DATA IN THIS EXERCISE —

++++++++

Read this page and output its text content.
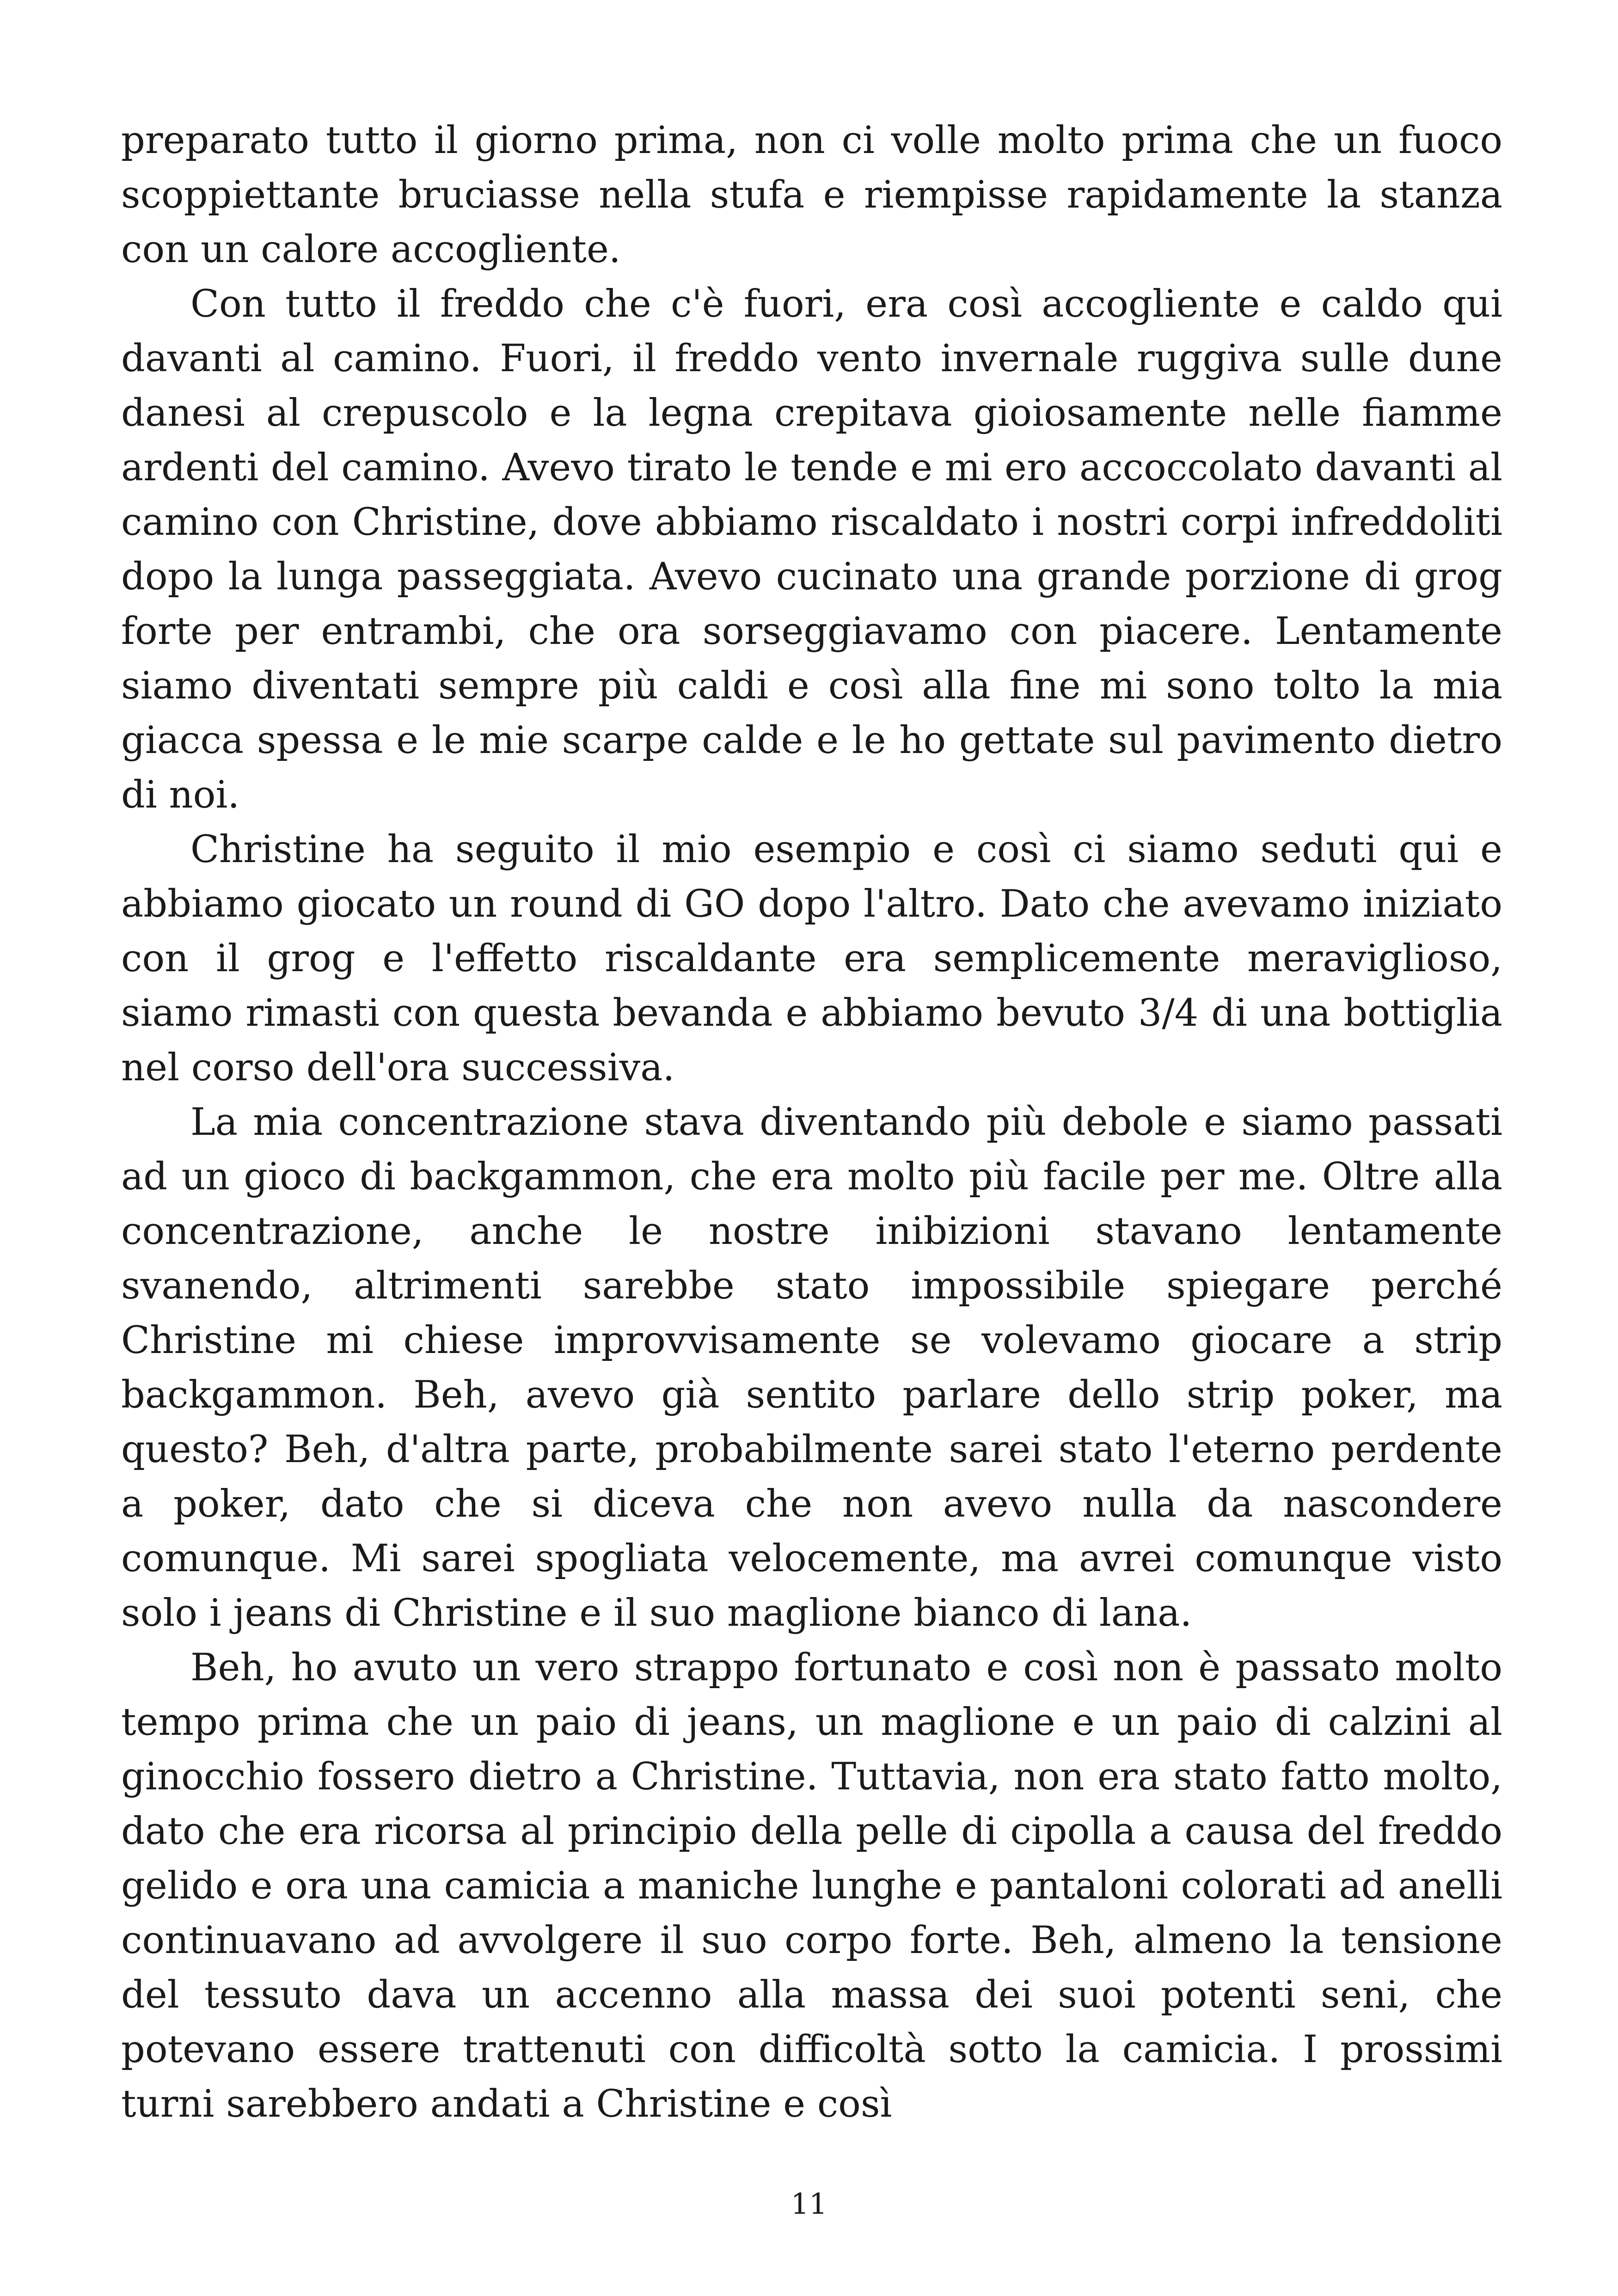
preparato tutto il giorno prima, non ci volle molto prima che un fuoco scoppiettante bruciasse nella stufa e riempisse rapidamente la stanza con un calore accogliente.

Con tutto il freddo che c'è fuori, era così accogliente e caldo qui davanti al camino. Fuori, il freddo vento invernale ruggiva sulle dune danesi al crepuscolo e la legna crepitava gioiosamente nelle fiamme ardenti del camino. Avevo tirato le tende e mi ero accoccolato davanti al camino con Christine, dove abbiamo riscaldato i nostri corpi infreddoliti dopo la lunga passeggiata. Avevo cucinato una grande porzione di grog forte per entrambi, che ora sorseggiavamo con piacere. Lentamente siamo diventati sempre più caldi e così alla fine mi sono tolto la mia giacca spessa e le mie scarpe calde e le ho gettate sul pavimento dietro di noi.

Christine ha seguito il mio esempio e così ci siamo seduti qui e abbiamo giocato un round di GO dopo l'altro. Dato che avevamo iniziato con il grog e l'effetto riscaldante era semplicemente meraviglioso, siamo rimasti con questa bevanda e abbiamo bevuto 3/4 di una bottiglia nel corso dell'ora successiva.

La mia concentrazione stava diventando più debole e siamo passati ad un gioco di backgammon, che era molto più facile per me. Oltre alla concentrazione, anche le nostre inibizioni stavano lentamente svanendo, altrimenti sarebbe stato impossibile spiegare perché Christine mi chiese improvvisamente se volevamo giocare a strip backgammon. Beh, avevo già sentito parlare dello strip poker, ma questo? Beh, d'altra parte, probabilmente sarei stato l'eterno perdente a poker, dato che si diceva che non avevo nulla da nascondere comunque. Mi sarei spogliata velocemente, ma avrei comunque visto solo i jeans di Christine e il suo maglione bianco di lana.

Beh, ho avuto un vero strappo fortunato e così non è passato molto tempo prima che un paio di jeans, un maglione e un paio di calzini al ginocchio fossero dietro a Christine. Tuttavia, non era stato fatto molto, dato che era ricorsa al principio della pelle di cipolla a causa del freddo gelido e ora una camicia a maniche lunghe e pantaloni colorati ad anelli continuavano ad avvolgere il suo corpo forte. Beh, almeno la tensione del tessuto dava un accenno alla massa dei suoi potenti seni, che potevano essere trattenuti con difficoltà sotto la camicia. I prossimi turni sarebbero andati a Christine e così

11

++++++++

SHORT TASK — Can you retype every record above exactly, leaving out the pictures?

EXERCISE SOLUTION —
Read this page and output its text content.
preparato tutto il giorno prima, non ci volle molto prima che un fuoco scoppiettante bruciasse nella stufa e riempisse rapidamente la stanza con un calore accogliente.

Con tutto il freddo che c'è fuori, era così accogliente e caldo qui davanti al camino. Fuori, il freddo vento invernale ruggiva sulle dune danesi al crepuscolo e la legna crepitava gioiosamente nelle fiamme ardenti del camino. Avevo tirato le tende e mi ero accoccolato davanti al camino con Christine, dove abbiamo riscaldato i nostri corpi infreddoliti dopo la lunga passeggiata. Avevo cucinato una grande porzione di grog forte per entrambi, che ora sorseggiavamo con piacere. Lentamente siamo diventati sempre più caldi e così alla fine mi sono tolto la mia giacca spessa e le mie scarpe calde e le ho gettate sul pavimento dietro di noi.

Christine ha seguito il mio esempio e così ci siamo seduti qui e abbiamo giocato un round di GO dopo l'altro. Dato che avevamo iniziato con il grog e l'effetto riscaldante era semplicemente meraviglioso, siamo rimasti con questa bevanda e abbiamo bevuto 3/4 di una bottiglia nel corso dell'ora successiva.

La mia concentrazione stava diventando più debole e siamo passati ad un gioco di backgammon, che era molto più facile per me. Oltre alla concentrazione, anche le nostre inibizioni stavano lentamente svanendo, altrimenti sarebbe stato impossibile spiegare perché Christine mi chiese improvvisamente se volevamo giocare a strip backgammon. Beh, avevo già sentito parlare dello strip poker, ma questo? Beh, d'altra parte, probabilmente sarei stato l'eterno perdente a poker, dato che si diceva che non avevo nulla da nascondere comunque. Mi sarei spogliata velocemente, ma avrei comunque visto solo i jeans di Christine e il suo maglione bianco di lana.

Beh, ho avuto un vero strappo fortunato e così non è passato molto tempo prima che un paio di jeans, un maglione e un paio di calzini al ginocchio fossero dietro a Christine. Tuttavia, non era stato fatto molto, dato che era ricorsa al principio della pelle di cipolla a causa del freddo gelido e ora una camicia a maniche lunghe e pantaloni colorati ad anelli continuavano ad avvolgere il suo corpo forte. Beh, almeno la tensione del tessuto dava un accenno alla massa dei suoi potenti seni, che potevano essere trattenuti con difficoltà sotto la camicia. I prossimi turni sarebbero andati a Christine e così

11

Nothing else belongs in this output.